Março depende do cartão de eleitor jovem
Uma democracia forte e saudável pode retirar sentido do que parece caleidoscópico. Sendo que, mesmo no pior cenário, subsiste a prorrogativa de voltar a ir a votos, e agradecer o facto de termos o pior dos regimes, tirando todos os outros.”
Há dois anos, enquanto Rui Rio queria acreditar que iria ser primeiro-ministro e António Costa edificava, tijolo por tijolo, num desenho lógico, o que viria a ser a mais frágil maioria absoluta da nossa democracia parlamentar, as universidades assistiam a uma disputa bizarra. Habituado a gozar de posição dominante nesse meio, ao ponto de certas faculdades aparentarem ser as suas “Academias de Alcochete” – ou do Seixal, ou do Olival, em prol da isenção clubística –, o Bloco de Esquerda identificou um alvo a abater. O adversário, para recorrer ao eufemismo, era a Iniciativa Liberal, ainda que a startup partidária, alicerçada na defesa intransigente das liberdades, com a económica na vanguarda, parecesse estar tão distante quanto a Terra está de Marte.
“Por que é que os liberais te perseguem?” perguntava o panfleto que os bloquistas distribuíram para evitar que a impressionável juventude portuguesa sucumbisse ao programa do partido liderado pelo seu então deputado único, João Cotrim de Figueiredo. No grafismo, inspirado no da Iniciativa Liberal, sobressaíam várias letras “i” antropomórficas, todas com dentes de fora tirando a que fumava um cachimbo, aparente símbolo do capitalismo. Contrapunha-se que, não obstante os liberais dizerem que “é o mercado que deve resolver os problemas da economia”, que “sem intervenção do Estado os preços são justos e o salário tem o valor certo”, que “o Ensino e a Saúde devem ser negócios privados”, e que “os impostos sobre os mais ricos devem baixar”, não passavam de “agentes dos milionários”, amigos dos que “assaltam os bancos de que são donos” e fãs do ditador chileno Augusto Pinochet. Sem esquecer o principal alerta à juventude: “Os liberais não se esquecem de ti. Querem que vivas pior do que os teus pais, porque esse é o ‘preço justo’.”

DESAFIOS:
(A) Segundo o excerto, quem era o deputado único da Iniciativa Liberal na altura do panfleto?
(B) Enumere as afirmações que, de acordo com o panfleto descrito no excerto, os liberais diziam defender.
(C) Prossiga o excerto sobre a disputa entre o Bloco de Esquerda e a Iniciativa Liberal nas universidades, a partir da última frase apresentada.

MATERIAL EXTRAÍDO:

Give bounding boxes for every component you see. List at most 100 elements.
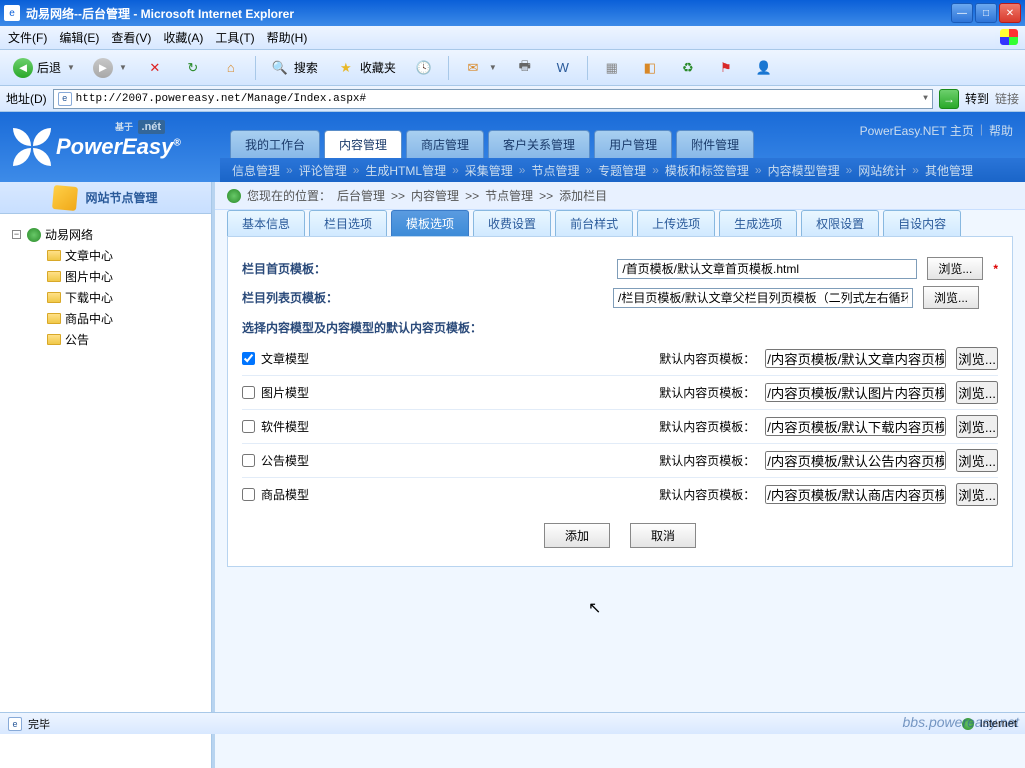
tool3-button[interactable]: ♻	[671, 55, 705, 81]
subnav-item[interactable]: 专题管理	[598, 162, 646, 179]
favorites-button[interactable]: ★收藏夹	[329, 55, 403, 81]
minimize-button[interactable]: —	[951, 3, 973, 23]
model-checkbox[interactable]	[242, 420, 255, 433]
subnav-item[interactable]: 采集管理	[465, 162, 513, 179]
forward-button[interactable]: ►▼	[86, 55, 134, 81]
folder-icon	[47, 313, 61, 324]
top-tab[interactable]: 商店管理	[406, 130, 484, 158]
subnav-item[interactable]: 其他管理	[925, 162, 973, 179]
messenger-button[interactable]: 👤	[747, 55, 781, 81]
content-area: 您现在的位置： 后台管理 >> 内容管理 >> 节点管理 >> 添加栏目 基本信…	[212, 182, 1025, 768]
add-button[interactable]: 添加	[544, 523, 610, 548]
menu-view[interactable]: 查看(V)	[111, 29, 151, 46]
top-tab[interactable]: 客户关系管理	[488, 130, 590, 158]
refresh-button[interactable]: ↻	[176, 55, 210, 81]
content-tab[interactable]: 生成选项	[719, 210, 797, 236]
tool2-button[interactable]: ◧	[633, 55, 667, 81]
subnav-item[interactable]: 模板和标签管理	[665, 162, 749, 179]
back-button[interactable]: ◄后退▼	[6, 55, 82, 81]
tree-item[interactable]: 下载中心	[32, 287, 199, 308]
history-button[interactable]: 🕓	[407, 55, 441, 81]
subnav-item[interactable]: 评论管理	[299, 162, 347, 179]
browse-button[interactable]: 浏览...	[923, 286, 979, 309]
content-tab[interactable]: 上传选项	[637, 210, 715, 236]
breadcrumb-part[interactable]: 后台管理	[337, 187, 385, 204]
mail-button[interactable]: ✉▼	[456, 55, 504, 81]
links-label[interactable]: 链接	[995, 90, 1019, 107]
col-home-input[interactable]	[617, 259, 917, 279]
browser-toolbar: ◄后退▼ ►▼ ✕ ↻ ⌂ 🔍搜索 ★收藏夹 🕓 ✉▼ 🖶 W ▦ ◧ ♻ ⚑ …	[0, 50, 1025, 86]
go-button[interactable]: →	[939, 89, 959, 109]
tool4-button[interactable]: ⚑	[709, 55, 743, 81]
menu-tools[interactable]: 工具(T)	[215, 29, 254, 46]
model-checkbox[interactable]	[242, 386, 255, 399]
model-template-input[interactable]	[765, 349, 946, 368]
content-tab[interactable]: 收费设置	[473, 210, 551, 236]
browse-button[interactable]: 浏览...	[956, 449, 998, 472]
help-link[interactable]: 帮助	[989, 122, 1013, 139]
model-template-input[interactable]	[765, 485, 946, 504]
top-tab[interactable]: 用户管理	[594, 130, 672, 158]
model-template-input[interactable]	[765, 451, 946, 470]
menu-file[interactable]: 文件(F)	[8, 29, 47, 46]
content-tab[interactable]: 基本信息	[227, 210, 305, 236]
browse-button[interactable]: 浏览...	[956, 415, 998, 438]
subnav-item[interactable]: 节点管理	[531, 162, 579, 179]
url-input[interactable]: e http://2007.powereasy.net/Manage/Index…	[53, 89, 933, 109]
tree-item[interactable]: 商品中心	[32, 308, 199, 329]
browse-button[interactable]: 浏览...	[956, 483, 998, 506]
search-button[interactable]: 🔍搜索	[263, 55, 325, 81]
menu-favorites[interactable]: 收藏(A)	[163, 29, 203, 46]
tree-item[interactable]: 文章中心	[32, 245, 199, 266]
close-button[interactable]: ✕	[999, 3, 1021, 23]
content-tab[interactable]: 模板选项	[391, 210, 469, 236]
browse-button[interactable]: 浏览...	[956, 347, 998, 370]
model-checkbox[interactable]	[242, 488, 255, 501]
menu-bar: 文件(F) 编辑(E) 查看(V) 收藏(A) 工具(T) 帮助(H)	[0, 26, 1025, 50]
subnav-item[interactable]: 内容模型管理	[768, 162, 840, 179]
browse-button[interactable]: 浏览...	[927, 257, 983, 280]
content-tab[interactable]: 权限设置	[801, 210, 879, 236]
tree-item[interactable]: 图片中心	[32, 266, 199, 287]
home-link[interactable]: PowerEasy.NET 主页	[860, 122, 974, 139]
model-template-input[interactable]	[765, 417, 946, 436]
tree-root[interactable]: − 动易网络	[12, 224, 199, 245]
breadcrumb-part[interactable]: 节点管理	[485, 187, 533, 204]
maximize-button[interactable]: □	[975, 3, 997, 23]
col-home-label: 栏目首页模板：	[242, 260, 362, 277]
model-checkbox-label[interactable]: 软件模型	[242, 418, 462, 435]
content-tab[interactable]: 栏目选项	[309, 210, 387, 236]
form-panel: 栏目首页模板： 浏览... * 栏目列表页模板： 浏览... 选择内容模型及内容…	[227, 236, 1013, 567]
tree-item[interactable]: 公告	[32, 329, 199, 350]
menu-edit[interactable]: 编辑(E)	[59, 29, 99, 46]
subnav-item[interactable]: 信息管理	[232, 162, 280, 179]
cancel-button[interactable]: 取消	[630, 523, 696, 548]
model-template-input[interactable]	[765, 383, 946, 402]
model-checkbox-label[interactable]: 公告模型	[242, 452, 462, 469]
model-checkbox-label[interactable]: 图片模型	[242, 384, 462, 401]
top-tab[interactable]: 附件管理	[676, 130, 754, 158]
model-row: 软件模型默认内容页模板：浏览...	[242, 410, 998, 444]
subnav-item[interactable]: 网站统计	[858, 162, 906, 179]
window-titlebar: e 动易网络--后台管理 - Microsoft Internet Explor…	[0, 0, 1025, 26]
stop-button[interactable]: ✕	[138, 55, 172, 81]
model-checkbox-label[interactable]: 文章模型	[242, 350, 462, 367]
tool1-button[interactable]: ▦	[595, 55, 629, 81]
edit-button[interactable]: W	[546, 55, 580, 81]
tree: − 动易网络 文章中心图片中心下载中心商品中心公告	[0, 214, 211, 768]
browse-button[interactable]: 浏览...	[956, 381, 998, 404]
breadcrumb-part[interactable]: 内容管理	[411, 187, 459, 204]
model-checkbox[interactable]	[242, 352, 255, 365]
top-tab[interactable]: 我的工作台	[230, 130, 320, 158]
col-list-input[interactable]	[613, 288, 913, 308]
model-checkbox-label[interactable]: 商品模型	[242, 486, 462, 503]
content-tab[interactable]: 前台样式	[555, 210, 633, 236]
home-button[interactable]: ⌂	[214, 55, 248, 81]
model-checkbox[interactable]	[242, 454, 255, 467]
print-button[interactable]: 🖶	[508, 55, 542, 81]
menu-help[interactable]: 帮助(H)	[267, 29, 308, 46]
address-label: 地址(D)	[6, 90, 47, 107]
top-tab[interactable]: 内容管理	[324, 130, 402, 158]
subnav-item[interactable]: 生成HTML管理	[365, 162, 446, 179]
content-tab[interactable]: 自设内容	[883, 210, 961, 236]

OS RESULTADOS:
(A) João Cotrim de Figueiredo.

(B)
- "é o mercado que deve resolver os problemas da economia"
- "sem intervenção do Estado os preços são justos e o salário tem o valor certo"
- "o Ensino e a Saúde devem ser negócios privados"
- "os impostos sobre os mais ricos devem baixar"

(C)
O panfleto não teve grande sucesso, pelo menos a avaliar pelas ocorrências de 30 de janeiro de 2022, pois a Iniciativa Liberal quadruplicou o eleitorado e passou de um para oito deputados. Já o Bloco de Esquerda perdeu metade dos votos que obtivera em 2019, bem como 14 dos seus 19 mandatos na Assembleia da República, ficando com a bancada reduzida a uma coordenadora abatida pela derrota e dedicada a gerir a saída, um líder parlamentar a tentar manter atividade legislativa com um quarto dos deputados da anterior legislatura – também minguou o número de funcionários, pois o partido teve de se adaptar à diminuição de receitas, tal qual as empresas que combate –, um deputado empenhado em substituir as ausências e outras duas parlamentares, por sinal irmãs gémeas, uma das quais seria eleita líder do partido.
Nas legislativas que se avizinham não se antevê tão notória disputa entre Bloco de Esquerda e Iniciativa Liberal, embora ambos possam melhorar ligeiramente o número de eleitores e de deputados. Mas o voto dos jovens continuará a ser potencialmente decisivo numas eleições em que não só se joga se AD ou PS ficam à frente, mas também se a balança do hemiciclo penderá mais para a direita ou para a esquerda. Ainda que os entendimentos pós-eleitorais pareçam mais um abismo do que uma complexidade, e por muito que o Chega procure um tripartidarismo como não existe desde 1985, quando o PRD, criado à sombra do ainda Presidente da República Ramalho Eanes, estraçalhou o PS de Almeida Santos.
No desfecho dessas duas disputas terão influência vários segmentos de eleitorado, desde os pensionistas que Montenegro quer recuperar, após uma década de apoio ao PS, canalizando o ressentimento pelos cortes de Passos Coelho, aos funcionários públicos e à classe média, que ambiciona mais salário na conta bancária sem abdicar de serviços públicos de qualidade. Mas ninguém deve menosprezar a importância dos jovens, aqueles que podem seguir o exemplo dos que já emigraram, prolongando o ciclo da mala de porão, ou acreditar em políticas que lhes deixem realizar os seus sonhos no país em que nasceram.
Por muito que se possa verberar os indícios de que os jovens com cartão de eleitor estarão inclinados a votar no Chega, e por mais razões além do combate à insanidade woke, tal como escolherão o PAN, e não só pela “ansiedade climática” autodiagnosticada, esses eleitores que fugirão ao partido que tem governado quase sempre, e à coligação que gostaria de o ter feito, devem ser ouvidos com atenção. E vistos como parte da solução, mesmo que seja tentador, e até satisfatório, catalogá-los como alienados ou idiotas úteis. Uma democracia forte e saudável pode retirar sentido do que parece caleidoscópico. Sendo que, mesmo no pior cenário, subsiste a prorrogativa de voltar a ir a votos, e agradecer o facto de termos o pior dos regimes, tirando todos os outros.